__Exercise__: Each record must be retyped in full. No character may differ.

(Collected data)
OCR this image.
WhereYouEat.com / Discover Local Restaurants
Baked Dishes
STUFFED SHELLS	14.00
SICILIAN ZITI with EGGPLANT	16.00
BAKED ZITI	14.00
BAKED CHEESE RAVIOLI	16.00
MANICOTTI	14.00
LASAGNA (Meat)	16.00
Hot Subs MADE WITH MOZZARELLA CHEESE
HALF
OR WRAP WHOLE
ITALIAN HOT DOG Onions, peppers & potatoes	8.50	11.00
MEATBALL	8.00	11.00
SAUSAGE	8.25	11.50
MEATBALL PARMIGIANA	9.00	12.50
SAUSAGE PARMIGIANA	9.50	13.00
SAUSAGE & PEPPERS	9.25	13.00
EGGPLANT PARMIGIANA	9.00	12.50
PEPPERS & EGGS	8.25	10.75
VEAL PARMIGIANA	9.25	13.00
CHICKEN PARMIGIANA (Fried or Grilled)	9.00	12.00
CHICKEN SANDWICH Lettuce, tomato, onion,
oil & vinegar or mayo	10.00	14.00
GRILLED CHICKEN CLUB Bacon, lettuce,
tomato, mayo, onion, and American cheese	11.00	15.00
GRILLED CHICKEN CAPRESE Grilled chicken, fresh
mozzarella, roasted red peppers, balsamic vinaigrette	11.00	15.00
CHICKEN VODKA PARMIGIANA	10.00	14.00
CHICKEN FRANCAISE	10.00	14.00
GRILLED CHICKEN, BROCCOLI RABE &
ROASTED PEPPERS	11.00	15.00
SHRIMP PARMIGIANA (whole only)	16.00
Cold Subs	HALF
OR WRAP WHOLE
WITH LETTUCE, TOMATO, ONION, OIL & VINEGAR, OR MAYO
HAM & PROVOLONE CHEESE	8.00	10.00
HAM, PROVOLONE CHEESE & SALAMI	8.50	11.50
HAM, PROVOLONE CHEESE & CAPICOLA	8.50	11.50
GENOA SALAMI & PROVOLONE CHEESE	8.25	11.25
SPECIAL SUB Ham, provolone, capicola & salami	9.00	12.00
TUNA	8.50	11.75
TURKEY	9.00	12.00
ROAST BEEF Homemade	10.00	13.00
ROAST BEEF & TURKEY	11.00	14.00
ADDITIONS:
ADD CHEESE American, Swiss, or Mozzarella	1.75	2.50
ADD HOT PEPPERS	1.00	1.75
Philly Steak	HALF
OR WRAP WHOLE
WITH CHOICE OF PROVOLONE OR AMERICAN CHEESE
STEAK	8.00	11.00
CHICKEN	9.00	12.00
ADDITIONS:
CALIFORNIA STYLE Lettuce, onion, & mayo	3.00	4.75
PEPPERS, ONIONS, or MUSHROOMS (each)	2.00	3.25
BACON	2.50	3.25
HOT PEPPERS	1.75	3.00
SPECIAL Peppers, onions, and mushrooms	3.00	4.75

__Completed task__:
OCR this image.
WhereYouEat.com / Discover Local Restaurants
Baked Dishes
STUFFED SHELLS	14.00
SICILIAN ZITI with EGGPLANT	16.00
BAKED ZITI	14.00
BAKED CHEESE RAVIOLI	16.00
MANICOTTI	14.00
LASAGNA (Meat)	16.00
Hot Subs MADE WITH MOZZARELLA CHEESE
HALF
OR WRAP WHOLE
ITALIAN HOT DOG Onions, peppers & potatoes	8.50	11.00
MEATBALL	8.00	11.00
SAUSAGE	8.25	11.50
MEATBALL PARMIGIANA	9.00	12.50
SAUSAGE PARMIGIANA	9.50	13.00
SAUSAGE & PEPPERS	9.25	13.00
EGGPLANT PARMIGIANA	9.00	12.50
PEPPERS & EGGS	8.25	10.75
VEAL PARMIGIANA	9.25	13.00
CHICKEN PARMIGIANA (Fried or Grilled)	9.00	12.00
CHICKEN SANDWICH Lettuce, tomato, onion,
oil & vinegar or mayo	10.00	14.00
GRILLED CHICKEN CLUB Bacon, lettuce,
tomato, mayo, onion, and American cheese	11.00	15.00
GRILLED CHICKEN CAPRESE Grilled chicken, fresh
mozzarella, roasted red peppers, balsamic vinaigrette	11.00	15.00
CHICKEN VODKA PARMIGIANA	10.00	14.00
CHICKEN FRANCAISE	10.00	14.00
GRILLED CHICKEN, BROCCOLI RABE &
ROASTED PEPPERS	11.00	15.00
SHRIMP PARMIGIANA (whole only)	16.00
Cold Subs	HALF
OR WRAP WHOLE
WITH LETTUCE, TOMATO, ONION, OIL & VINEGAR, OR MAYO
HAM & PROVOLONE CHEESE	8.00	10.00
HAM, PROVOLONE CHEESE & SALAMI	8.50	11.50
HAM, PROVOLONE CHEESE & CAPICOLA	8.50	11.50
GENOA SALAMI & PROVOLONE CHEESE	8.25	11.25
SPECIAL SUB Ham, provolone, capicola & salami	9.00	12.00
TUNA	8.50	11.75
TURKEY	9.00	12.00
ROAST BEEF Homemade	10.00	13.00
ROAST BEEF & TURKEY	11.00	14.00
ADDITIONS:
ADD CHEESE American, Swiss, or Mozzarella	1.75	2.50
ADD HOT PEPPERS	1.00	1.75
Philly Steak	HALF
OR WRAP WHOLE
WITH CHOICE OF PROVOLONE OR AMERICAN CHEESE
STEAK	8.00	11.00
CHICKEN	9.00	12.00
ADDITIONS:
CALIFORNIA STYLE Lettuce, onion, & mayo	3.00	4.75
PEPPERS, ONIONS, or MUSHROOMS (each)	2.00	3.25
BACON	2.50	3.25
HOT PEPPERS	1.75	3.00
SPECIAL Peppers, onions, and mushrooms	3.00	4.75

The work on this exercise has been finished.